Omit the pictures, please, and give each record below again exactly.

• SUPPLIED DATA
§ §

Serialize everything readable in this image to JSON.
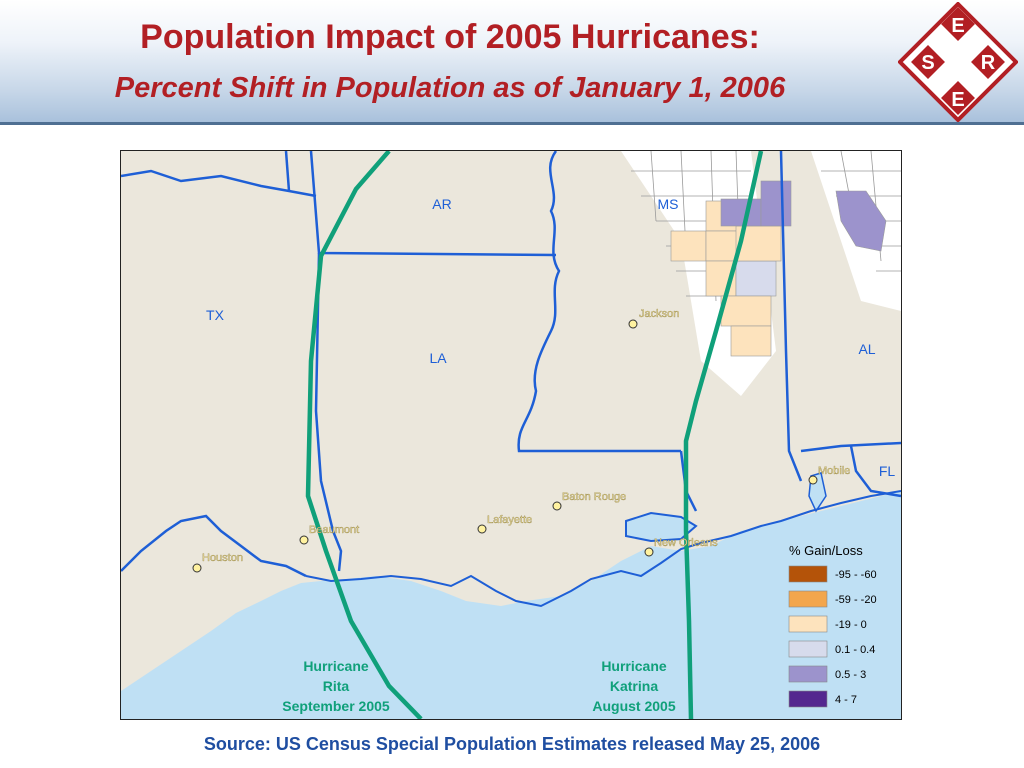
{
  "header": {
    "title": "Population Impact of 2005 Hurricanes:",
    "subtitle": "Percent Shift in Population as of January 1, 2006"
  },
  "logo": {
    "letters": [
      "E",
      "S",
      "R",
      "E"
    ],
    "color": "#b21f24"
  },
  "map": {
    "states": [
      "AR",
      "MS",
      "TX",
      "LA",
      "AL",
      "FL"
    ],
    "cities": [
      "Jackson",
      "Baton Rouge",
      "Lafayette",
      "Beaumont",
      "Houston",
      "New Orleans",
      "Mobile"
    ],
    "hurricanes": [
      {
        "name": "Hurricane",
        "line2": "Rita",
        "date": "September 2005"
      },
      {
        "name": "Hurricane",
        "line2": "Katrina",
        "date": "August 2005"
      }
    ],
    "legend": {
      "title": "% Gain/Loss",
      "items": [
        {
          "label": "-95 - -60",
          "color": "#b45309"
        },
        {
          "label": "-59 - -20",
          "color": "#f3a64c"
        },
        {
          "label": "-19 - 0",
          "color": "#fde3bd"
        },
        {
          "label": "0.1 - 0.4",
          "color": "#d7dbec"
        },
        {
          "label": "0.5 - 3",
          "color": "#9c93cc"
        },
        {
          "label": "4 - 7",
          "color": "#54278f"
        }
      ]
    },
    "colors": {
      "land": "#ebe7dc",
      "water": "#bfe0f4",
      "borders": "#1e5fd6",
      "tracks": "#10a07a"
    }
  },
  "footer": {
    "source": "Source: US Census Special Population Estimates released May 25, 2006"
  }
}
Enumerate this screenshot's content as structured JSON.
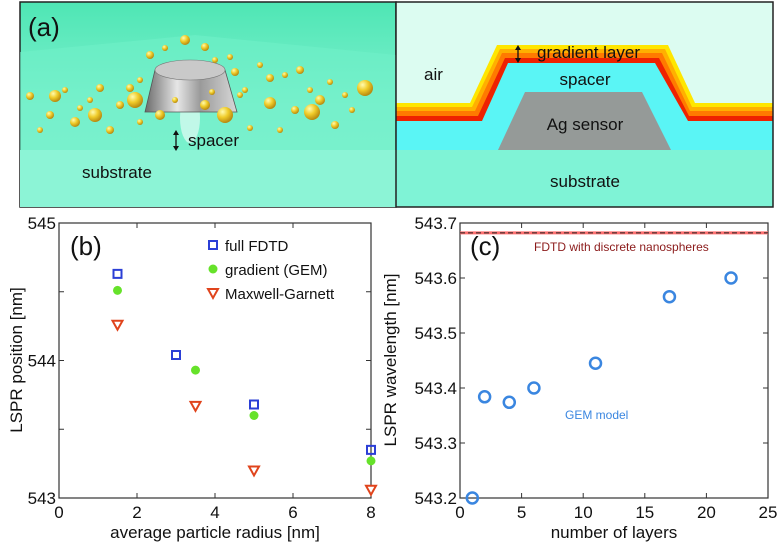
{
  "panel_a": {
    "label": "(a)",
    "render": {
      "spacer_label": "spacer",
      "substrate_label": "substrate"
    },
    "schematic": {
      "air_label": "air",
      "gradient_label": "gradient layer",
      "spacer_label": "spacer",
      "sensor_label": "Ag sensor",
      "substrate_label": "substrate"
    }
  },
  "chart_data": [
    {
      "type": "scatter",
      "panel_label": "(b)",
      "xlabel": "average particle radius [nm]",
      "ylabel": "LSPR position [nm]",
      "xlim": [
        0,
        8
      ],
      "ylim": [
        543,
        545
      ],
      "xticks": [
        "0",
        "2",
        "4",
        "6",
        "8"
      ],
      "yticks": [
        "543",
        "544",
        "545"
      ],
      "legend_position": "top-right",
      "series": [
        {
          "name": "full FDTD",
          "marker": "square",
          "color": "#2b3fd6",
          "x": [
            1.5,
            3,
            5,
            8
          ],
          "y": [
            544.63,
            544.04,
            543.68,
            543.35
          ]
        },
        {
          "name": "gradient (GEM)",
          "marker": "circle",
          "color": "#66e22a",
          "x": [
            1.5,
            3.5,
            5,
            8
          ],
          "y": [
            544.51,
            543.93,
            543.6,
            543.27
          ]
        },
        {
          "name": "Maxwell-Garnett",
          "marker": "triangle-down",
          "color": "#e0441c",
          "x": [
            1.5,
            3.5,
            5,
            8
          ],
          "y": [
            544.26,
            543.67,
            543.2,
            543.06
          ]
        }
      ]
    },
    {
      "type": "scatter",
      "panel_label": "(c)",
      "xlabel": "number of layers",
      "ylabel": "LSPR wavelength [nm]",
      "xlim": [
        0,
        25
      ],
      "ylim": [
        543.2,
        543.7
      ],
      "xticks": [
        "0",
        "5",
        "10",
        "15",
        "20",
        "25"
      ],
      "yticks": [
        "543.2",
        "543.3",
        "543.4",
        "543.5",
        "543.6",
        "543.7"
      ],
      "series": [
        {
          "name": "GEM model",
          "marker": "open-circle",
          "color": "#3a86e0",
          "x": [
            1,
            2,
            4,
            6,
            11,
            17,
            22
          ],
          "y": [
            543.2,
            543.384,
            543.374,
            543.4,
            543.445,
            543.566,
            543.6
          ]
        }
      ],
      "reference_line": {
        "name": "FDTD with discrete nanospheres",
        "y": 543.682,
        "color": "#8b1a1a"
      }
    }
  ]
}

§ §

• SOLUTION TO THIS TASK
Serialize everything readable in this image to JSON.
{
  "header": {
    "title": "Population Impact of 2005 Hurricanes:",
    "subtitle": "Percent Shift in Population as of January 1, 2006"
  },
  "logo": {
    "letters": [
      "E",
      "S",
      "R",
      "E"
    ],
    "color": "#b21f24"
  },
  "map": {
    "states": [
      "AR",
      "MS",
      "TX",
      "LA",
      "AL",
      "FL"
    ],
    "cities": [
      "Jackson",
      "Baton Rouge",
      "Lafayette",
      "Beaumont",
      "Houston",
      "New Orleans",
      "Mobile"
    ],
    "hurricanes": [
      {
        "name": "Hurricane",
        "line2": "Rita",
        "date": "September 2005"
      },
      {
        "name": "Hurricane",
        "line2": "Katrina",
        "date": "August 2005"
      }
    ],
    "legend": {
      "title": "% Gain/Loss",
      "items": [
        {
          "label": "-95 - -60",
          "color": "#b45309"
        },
        {
          "label": "-59 - -20",
          "color": "#f3a64c"
        },
        {
          "label": "-19 - 0",
          "color": "#fde3bd"
        },
        {
          "label": "0.1 - 0.4",
          "color": "#d7dbec"
        },
        {
          "label": "0.5 - 3",
          "color": "#9c93cc"
        },
        {
          "label": "4 - 7",
          "color": "#54278f"
        }
      ]
    },
    "colors": {
      "land": "#ebe7dc",
      "water": "#bfe0f4",
      "borders": "#1e5fd6",
      "tracks": "#10a07a"
    }
  },
  "footer": {
    "source": "Source: US Census Special Population Estimates released May 25, 2006"
  }
}
Enumerate this screenshot's content as structured JSON.
{
  "panel_a": {
    "label": "(a)",
    "render": {
      "spacer_label": "spacer",
      "substrate_label": "substrate"
    },
    "schematic": {
      "air_label": "air",
      "gradient_label": "gradient layer",
      "spacer_label": "spacer",
      "sensor_label": "Ag sensor",
      "substrate_label": "substrate"
    }
  },
  "chart_data": [
    {
      "type": "scatter",
      "panel_label": "(b)",
      "xlabel": "average particle radius [nm]",
      "ylabel": "LSPR position [nm]",
      "xlim": [
        0,
        8
      ],
      "ylim": [
        543,
        545
      ],
      "xticks": [
        "0",
        "2",
        "4",
        "6",
        "8"
      ],
      "yticks": [
        "543",
        "544",
        "545"
      ],
      "legend_position": "top-right",
      "series": [
        {
          "name": "full FDTD",
          "marker": "square",
          "color": "#2b3fd6",
          "x": [
            1.5,
            3,
            5,
            8
          ],
          "y": [
            544.63,
            544.04,
            543.68,
            543.35
          ]
        },
        {
          "name": "gradient (GEM)",
          "marker": "circle",
          "color": "#66e22a",
          "x": [
            1.5,
            3.5,
            5,
            8
          ],
          "y": [
            544.51,
            543.93,
            543.6,
            543.27
          ]
        },
        {
          "name": "Maxwell-Garnett",
          "marker": "triangle-down",
          "color": "#e0441c",
          "x": [
            1.5,
            3.5,
            5,
            8
          ],
          "y": [
            544.26,
            543.67,
            543.2,
            543.06
          ]
        }
      ]
    },
    {
      "type": "scatter",
      "panel_label": "(c)",
      "xlabel": "number of layers",
      "ylabel": "LSPR wavelength [nm]",
      "xlim": [
        0,
        25
      ],
      "ylim": [
        543.2,
        543.7
      ],
      "xticks": [
        "0",
        "5",
        "10",
        "15",
        "20",
        "25"
      ],
      "yticks": [
        "543.2",
        "543.3",
        "543.4",
        "543.5",
        "543.6",
        "543.7"
      ],
      "series": [
        {
          "name": "GEM model",
          "marker": "open-circle",
          "color": "#3a86e0",
          "x": [
            1,
            2,
            4,
            6,
            11,
            17,
            22
          ],
          "y": [
            543.2,
            543.384,
            543.374,
            543.4,
            543.445,
            543.566,
            543.6
          ]
        }
      ],
      "reference_line": {
        "name": "FDTD with discrete nanospheres",
        "y": 543.682,
        "color": "#8b1a1a"
      }
    }
  ]
}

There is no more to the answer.